▶ Stated problem
Please set down all the lines beneath this one exactly, without the pictures.

Data records

※

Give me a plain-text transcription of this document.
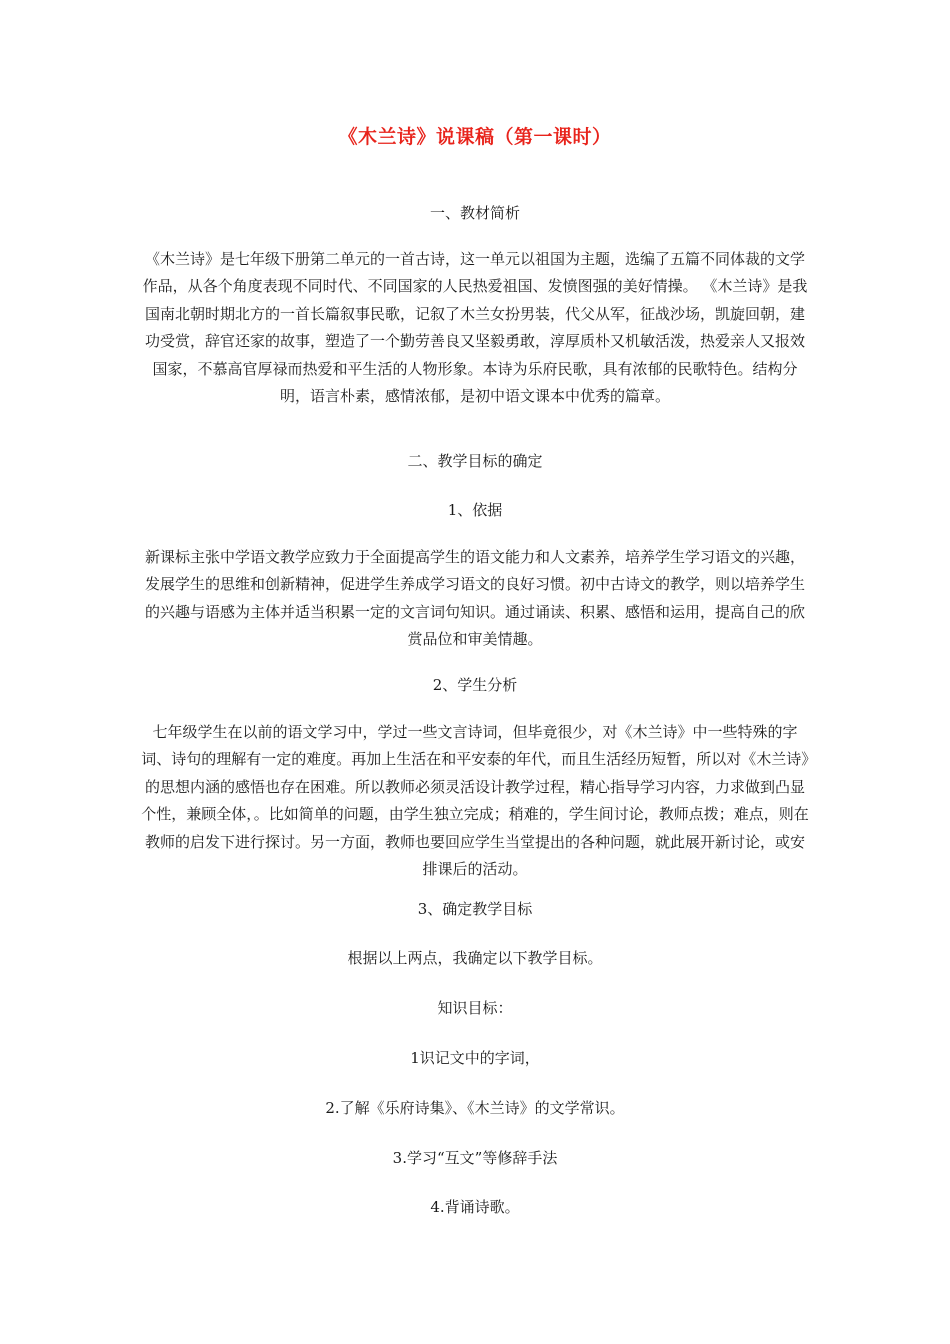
《木兰诗》说课稿（第一课时）
一、教材简析
《木兰诗》是七年级下册第二单元的一首古诗，这一单元以祖国为主题，选编了五篇不同体裁的文学作品，从各个角度表现不同时代、不同国家的人民热爱祖国、发愤图强的美好情操。 《木兰诗》是我国南北朝时期北方的一首长篇叙事民歌，记叙了木兰女扮男装，代父从军，征战沙场，凯旋回朝，建功受赏，辞官还家的故事，塑造了一个勤劳善良又坚毅勇敢，淳厚质朴又机敏活泼，热爱亲人又报效国家，不慕高官厚禄而热爱和平生活的人物形象。本诗为乐府民歌，具有浓郁的民歌特色。结构分明，语言朴素，感情浓郁，是初中语文课本中优秀的篇章。
二、教学目标的确定
1、依据
新课标主张中学语文教学应致力于全面提高学生的语文能力和人文素养，培养学生学习语文的兴趣，发展学生的思维和创新精神，促进学生养成学习语文的良好习惯。初中古诗文的教学，则以培养学生的兴趣与语感为主体并适当积累一定的文言词句知识。通过诵读、积累、感悟和运用，提高自己的欣赏品位和审美情趣。
2、学生分析
七年级学生在以前的语文学习中，学过一些文言诗词，但毕竟很少，对《木兰诗》中一些特殊的字词、诗句的理解有一定的难度。再加上生活在和平安泰的年代，而且生活经历短暂，所以对《木兰诗》的思想内涵的感悟也存在困难。所以教师必须灵活设计教学过程，精心指导学习内容，力求做到凸显个性，兼顾全体，。比如简单的问题，由学生独立完成；稍难的，学生间讨论，教师点拨；难点，则在教师的启发下进行探讨。另一方面，教师也要回应学生当堂提出的各种问题，就此展开新讨论，或安排课后的活动。
3、确定教学目标
根据以上两点，我确定以下教学目标。
知识目标：
1识记文中的字词，
2.了解《乐府诗集》、《木兰诗》的文学常识。
3.学习“互文”等修辞手法
4.背诵诗歌。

※

▶ Correct result
Give me a plain-text transcription of this document.
《木兰诗》说课稿（第一课时）
一、教材简析
《木兰诗》是七年级下册第二单元的一首古诗，这一单元以祖国为主题，选编了五篇不同体裁的文学作品，从各个角度表现不同时代、不同国家的人民热爱祖国、发愤图强的美好情操。 《木兰诗》是我国南北朝时期北方的一首长篇叙事民歌，记叙了木兰女扮男装，代父从军，征战沙场，凯旋回朝，建功受赏，辞官还家的故事，塑造了一个勤劳善良又坚毅勇敢，淳厚质朴又机敏活泼，热爱亲人又报效国家，不慕高官厚禄而热爱和平生活的人物形象。本诗为乐府民歌，具有浓郁的民歌特色。结构分明，语言朴素，感情浓郁，是初中语文课本中优秀的篇章。
二、教学目标的确定
1、依据
新课标主张中学语文教学应致力于全面提高学生的语文能力和人文素养，培养学生学习语文的兴趣，发展学生的思维和创新精神，促进学生养成学习语文的良好习惯。初中古诗文的教学，则以培养学生的兴趣与语感为主体并适当积累一定的文言词句知识。通过诵读、积累、感悟和运用，提高自己的欣赏品位和审美情趣。
2、学生分析
七年级学生在以前的语文学习中，学过一些文言诗词，但毕竟很少，对《木兰诗》中一些特殊的字词、诗句的理解有一定的难度。再加上生活在和平安泰的年代，而且生活经历短暂，所以对《木兰诗》的思想内涵的感悟也存在困难。所以教师必须灵活设计教学过程，精心指导学习内容，力求做到凸显个性，兼顾全体，。比如简单的问题，由学生独立完成；稍难的，学生间讨论，教师点拨；难点，则在教师的启发下进行探讨。另一方面，教师也要回应学生当堂提出的各种问题，就此展开新讨论，或安排课后的活动。
3、确定教学目标
根据以上两点，我确定以下教学目标。
知识目标：
1识记文中的字词，
2.了解《乐府诗集》、《木兰诗》的文学常识。
3.学习“互文”等修辞手法
4.背诵诗歌。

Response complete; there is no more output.